WRITTEN EXERCISE
Your task is to output the data exactly as it stands.

====== AVAILABLE RECORDS ======

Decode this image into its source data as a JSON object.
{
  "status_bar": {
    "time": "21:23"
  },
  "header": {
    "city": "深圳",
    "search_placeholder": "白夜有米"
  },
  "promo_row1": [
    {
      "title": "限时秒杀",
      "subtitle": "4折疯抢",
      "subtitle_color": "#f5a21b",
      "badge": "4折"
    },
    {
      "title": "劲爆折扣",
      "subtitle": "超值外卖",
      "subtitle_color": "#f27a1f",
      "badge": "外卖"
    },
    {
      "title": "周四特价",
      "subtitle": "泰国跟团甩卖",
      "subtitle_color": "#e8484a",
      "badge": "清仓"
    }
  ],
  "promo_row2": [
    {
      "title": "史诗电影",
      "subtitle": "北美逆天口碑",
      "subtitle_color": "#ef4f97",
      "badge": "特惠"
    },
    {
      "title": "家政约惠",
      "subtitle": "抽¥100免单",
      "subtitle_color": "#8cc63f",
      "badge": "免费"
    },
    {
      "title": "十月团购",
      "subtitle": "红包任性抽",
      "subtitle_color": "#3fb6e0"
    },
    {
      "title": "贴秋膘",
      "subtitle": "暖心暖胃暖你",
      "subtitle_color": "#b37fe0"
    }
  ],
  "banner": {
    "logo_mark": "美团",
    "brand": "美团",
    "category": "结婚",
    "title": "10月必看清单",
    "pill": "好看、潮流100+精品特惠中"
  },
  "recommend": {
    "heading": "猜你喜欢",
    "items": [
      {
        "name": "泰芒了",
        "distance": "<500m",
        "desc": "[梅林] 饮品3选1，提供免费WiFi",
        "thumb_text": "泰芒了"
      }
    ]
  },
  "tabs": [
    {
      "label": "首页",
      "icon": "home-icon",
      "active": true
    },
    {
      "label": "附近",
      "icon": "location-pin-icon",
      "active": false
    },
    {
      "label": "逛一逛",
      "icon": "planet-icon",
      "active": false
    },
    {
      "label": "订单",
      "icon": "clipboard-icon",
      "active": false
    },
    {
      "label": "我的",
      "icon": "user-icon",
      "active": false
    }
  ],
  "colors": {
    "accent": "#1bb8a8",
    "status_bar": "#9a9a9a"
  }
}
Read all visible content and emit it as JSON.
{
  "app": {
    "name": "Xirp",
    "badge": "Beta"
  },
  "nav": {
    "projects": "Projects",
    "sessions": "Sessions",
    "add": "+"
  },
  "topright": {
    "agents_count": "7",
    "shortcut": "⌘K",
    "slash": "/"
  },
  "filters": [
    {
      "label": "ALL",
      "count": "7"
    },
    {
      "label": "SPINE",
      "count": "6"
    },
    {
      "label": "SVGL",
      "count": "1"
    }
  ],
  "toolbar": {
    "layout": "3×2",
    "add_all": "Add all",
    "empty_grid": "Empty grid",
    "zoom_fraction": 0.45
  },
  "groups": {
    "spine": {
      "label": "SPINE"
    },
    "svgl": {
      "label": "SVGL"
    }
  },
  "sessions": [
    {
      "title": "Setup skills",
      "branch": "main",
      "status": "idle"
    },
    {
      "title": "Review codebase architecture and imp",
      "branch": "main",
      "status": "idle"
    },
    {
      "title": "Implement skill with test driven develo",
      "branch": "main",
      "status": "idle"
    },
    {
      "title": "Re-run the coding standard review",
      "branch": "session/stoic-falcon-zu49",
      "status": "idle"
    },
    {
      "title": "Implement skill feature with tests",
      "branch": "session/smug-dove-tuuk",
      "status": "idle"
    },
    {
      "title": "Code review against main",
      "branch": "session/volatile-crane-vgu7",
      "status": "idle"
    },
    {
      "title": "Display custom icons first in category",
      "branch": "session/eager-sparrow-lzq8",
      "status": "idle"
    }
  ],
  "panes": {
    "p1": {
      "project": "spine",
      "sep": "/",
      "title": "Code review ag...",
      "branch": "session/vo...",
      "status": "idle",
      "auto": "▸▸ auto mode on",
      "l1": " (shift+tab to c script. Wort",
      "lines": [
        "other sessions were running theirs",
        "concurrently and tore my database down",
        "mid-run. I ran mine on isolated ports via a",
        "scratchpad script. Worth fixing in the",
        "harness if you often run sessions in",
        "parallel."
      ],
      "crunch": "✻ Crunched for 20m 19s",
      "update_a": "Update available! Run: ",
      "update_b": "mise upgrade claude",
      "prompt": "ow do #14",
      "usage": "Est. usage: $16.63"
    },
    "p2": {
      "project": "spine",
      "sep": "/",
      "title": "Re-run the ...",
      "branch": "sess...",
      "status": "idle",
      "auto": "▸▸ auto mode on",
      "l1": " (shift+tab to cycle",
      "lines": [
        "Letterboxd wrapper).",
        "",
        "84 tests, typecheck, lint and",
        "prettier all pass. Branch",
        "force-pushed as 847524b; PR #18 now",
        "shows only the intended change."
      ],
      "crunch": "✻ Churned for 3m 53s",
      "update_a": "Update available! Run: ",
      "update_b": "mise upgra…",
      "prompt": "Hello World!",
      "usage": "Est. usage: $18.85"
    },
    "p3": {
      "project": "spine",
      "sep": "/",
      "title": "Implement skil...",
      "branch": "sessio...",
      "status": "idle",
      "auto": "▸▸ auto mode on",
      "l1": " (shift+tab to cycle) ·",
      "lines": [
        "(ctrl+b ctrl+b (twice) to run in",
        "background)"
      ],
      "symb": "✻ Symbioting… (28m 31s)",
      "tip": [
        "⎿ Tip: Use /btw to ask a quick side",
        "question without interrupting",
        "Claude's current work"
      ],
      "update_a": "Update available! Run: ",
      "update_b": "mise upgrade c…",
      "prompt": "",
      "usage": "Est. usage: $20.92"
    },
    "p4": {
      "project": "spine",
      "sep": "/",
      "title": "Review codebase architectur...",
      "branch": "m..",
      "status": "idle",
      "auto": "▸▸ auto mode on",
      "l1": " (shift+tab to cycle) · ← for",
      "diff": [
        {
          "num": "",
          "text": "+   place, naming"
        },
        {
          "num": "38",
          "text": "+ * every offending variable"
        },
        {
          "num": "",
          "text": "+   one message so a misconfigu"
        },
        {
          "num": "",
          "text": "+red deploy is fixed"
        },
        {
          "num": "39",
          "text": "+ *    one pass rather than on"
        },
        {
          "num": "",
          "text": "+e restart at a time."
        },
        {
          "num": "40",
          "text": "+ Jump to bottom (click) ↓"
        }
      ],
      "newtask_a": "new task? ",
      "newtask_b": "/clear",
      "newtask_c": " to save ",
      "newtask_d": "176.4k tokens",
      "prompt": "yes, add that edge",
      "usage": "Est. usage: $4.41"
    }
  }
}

======

TASK OUTPUT
Decode this image into its source data as a JSON object.
{
  "status_bar": {
    "time": "21:23"
  },
  "header": {
    "city": "深圳",
    "search_placeholder": "白夜有米"
  },
  "promo_row1": [
    {
      "title": "限时秒杀",
      "subtitle": "4折疯抢",
      "subtitle_color": "#f5a21b",
      "badge": "4折"
    },
    {
      "title": "劲爆折扣",
      "subtitle": "超值外卖",
      "subtitle_color": "#f27a1f",
      "badge": "外卖"
    },
    {
      "title": "周四特价",
      "subtitle": "泰国跟团甩卖",
      "subtitle_color": "#e8484a",
      "badge": "清仓"
    }
  ],
  "promo_row2": [
    {
      "title": "史诗电影",
      "subtitle": "北美逆天口碑",
      "subtitle_color": "#ef4f97",
      "badge": "特惠"
    },
    {
      "title": "家政约惠",
      "subtitle": "抽¥100免单",
      "subtitle_color": "#8cc63f",
      "badge": "免费"
    },
    {
      "title": "十月团购",
      "subtitle": "红包任性抽",
      "subtitle_color": "#3fb6e0"
    },
    {
      "title": "贴秋膘",
      "subtitle": "暖心暖胃暖你",
      "subtitle_color": "#b37fe0"
    }
  ],
  "banner": {
    "logo_mark": "美团",
    "brand": "美团",
    "category": "结婚",
    "title": "10月必看清单",
    "pill": "好看、潮流100+精品特惠中"
  },
  "recommend": {
    "heading": "猜你喜欢",
    "items": [
      {
        "name": "泰芒了",
        "distance": "<500m",
        "desc": "[梅林] 饮品3选1，提供免费WiFi",
        "thumb_text": "泰芒了"
      }
    ]
  },
  "tabs": [
    {
      "label": "首页",
      "icon": "home-icon",
      "active": true
    },
    {
      "label": "附近",
      "icon": "location-pin-icon",
      "active": false
    },
    {
      "label": "逛一逛",
      "icon": "planet-icon",
      "active": false
    },
    {
      "label": "订单",
      "icon": "clipboard-icon",
      "active": false
    },
    {
      "label": "我的",
      "icon": "user-icon",
      "active": false
    }
  ],
  "colors": {
    "accent": "#1bb8a8",
    "status_bar": "#9a9a9a"
  }
}
Read all visible content and emit it as JSON.
{
  "app": {
    "name": "Xirp",
    "badge": "Beta"
  },
  "nav": {
    "projects": "Projects",
    "sessions": "Sessions",
    "add": "+"
  },
  "topright": {
    "agents_count": "7",
    "shortcut": "⌘K",
    "slash": "/"
  },
  "filters": [
    {
      "label": "ALL",
      "count": "7"
    },
    {
      "label": "SPINE",
      "count": "6"
    },
    {
      "label": "SVGL",
      "count": "1"
    }
  ],
  "toolbar": {
    "layout": "3×2",
    "add_all": "Add all",
    "empty_grid": "Empty grid",
    "zoom_fraction": 0.45
  },
  "groups": {
    "spine": {
      "label": "SPINE"
    },
    "svgl": {
      "label": "SVGL"
    }
  },
  "sessions": [
    {
      "title": "Setup skills",
      "branch": "main",
      "status": "idle"
    },
    {
      "title": "Review codebase architecture and imp",
      "branch": "main",
      "status": "idle"
    },
    {
      "title": "Implement skill with test driven develo",
      "branch": "main",
      "status": "idle"
    },
    {
      "title": "Re-run the coding standard review",
      "branch": "session/stoic-falcon-zu49",
      "status": "idle"
    },
    {
      "title": "Implement skill feature with tests",
      "branch": "session/smug-dove-tuuk",
      "status": "idle"
    },
    {
      "title": "Code review against main",
      "branch": "session/volatile-crane-vgu7",
      "status": "idle"
    },
    {
      "title": "Display custom icons first in category",
      "branch": "session/eager-sparrow-lzq8",
      "status": "idle"
    }
  ],
  "panes": {
    "p1": {
      "project": "spine",
      "sep": "/",
      "title": "Code review ag...",
      "branch": "session/vo...",
      "status": "idle",
      "auto": "▸▸ auto mode on",
      "l1": " (shift+tab to c script. Wort",
      "lines": [
        "other sessions were running theirs",
        "concurrently and tore my database down",
        "mid-run. I ran mine on isolated ports via a",
        "scratchpad script. Worth fixing in the",
        "harness if you often run sessions in",
        "parallel."
      ],
      "crunch": "✻ Crunched for 20m 19s",
      "update_a": "Update available! Run: ",
      "update_b": "mise upgrade claude",
      "prompt": "ow do #14",
      "usage": "Est. usage: $16.63"
    },
    "p2": {
      "project": "spine",
      "sep": "/",
      "title": "Re-run the ...",
      "branch": "sess...",
      "status": "idle",
      "auto": "▸▸ auto mode on",
      "l1": " (shift+tab to cycle",
      "lines": [
        "Letterboxd wrapper).",
        "",
        "84 tests, typecheck, lint and",
        "prettier all pass. Branch",
        "force-pushed as 847524b; PR #18 now",
        "shows only the intended change."
      ],
      "crunch": "✻ Churned for 3m 53s",
      "update_a": "Update available! Run: ",
      "update_b": "mise upgra…",
      "prompt": "Hello World!",
      "usage": "Est. usage: $18.85"
    },
    "p3": {
      "project": "spine",
      "sep": "/",
      "title": "Implement skil...",
      "branch": "sessio...",
      "status": "idle",
      "auto": "▸▸ auto mode on",
      "l1": " (shift+tab to cycle) ·",
      "lines": [
        "(ctrl+b ctrl+b (twice) to run in",
        "background)"
      ],
      "symb": "✻ Symbioting… (28m 31s)",
      "tip": [
        "⎿ Tip: Use /btw to ask a quick side",
        "question without interrupting",
        "Claude's current work"
      ],
      "update_a": "Update available! Run: ",
      "update_b": "mise upgrade c…",
      "prompt": "",
      "usage": "Est. usage: $20.92"
    },
    "p4": {
      "project": "spine",
      "sep": "/",
      "title": "Review codebase architectur...",
      "branch": "m..",
      "status": "idle",
      "auto": "▸▸ auto mode on",
      "l1": " (shift+tab to cycle) · ← for",
      "diff": [
        {
          "num": "",
          "text": "+   place, naming"
        },
        {
          "num": "38",
          "text": "+ * every offending variable"
        },
        {
          "num": "",
          "text": "+   one message so a misconfigu"
        },
        {
          "num": "",
          "text": "+red deploy is fixed"
        },
        {
          "num": "39",
          "text": "+ *    one pass rather than on"
        },
        {
          "num": "",
          "text": "+e restart at a time."
        },
        {
          "num": "40",
          "text": "+ Jump to bottom (click) ↓"
        }
      ],
      "newtask_a": "new task? ",
      "newtask_b": "/clear",
      "newtask_c": " to save ",
      "newtask_d": "176.4k tokens",
      "prompt": "yes, add that edge",
      "usage": "Est. usage: $4.41"
    }
  }
}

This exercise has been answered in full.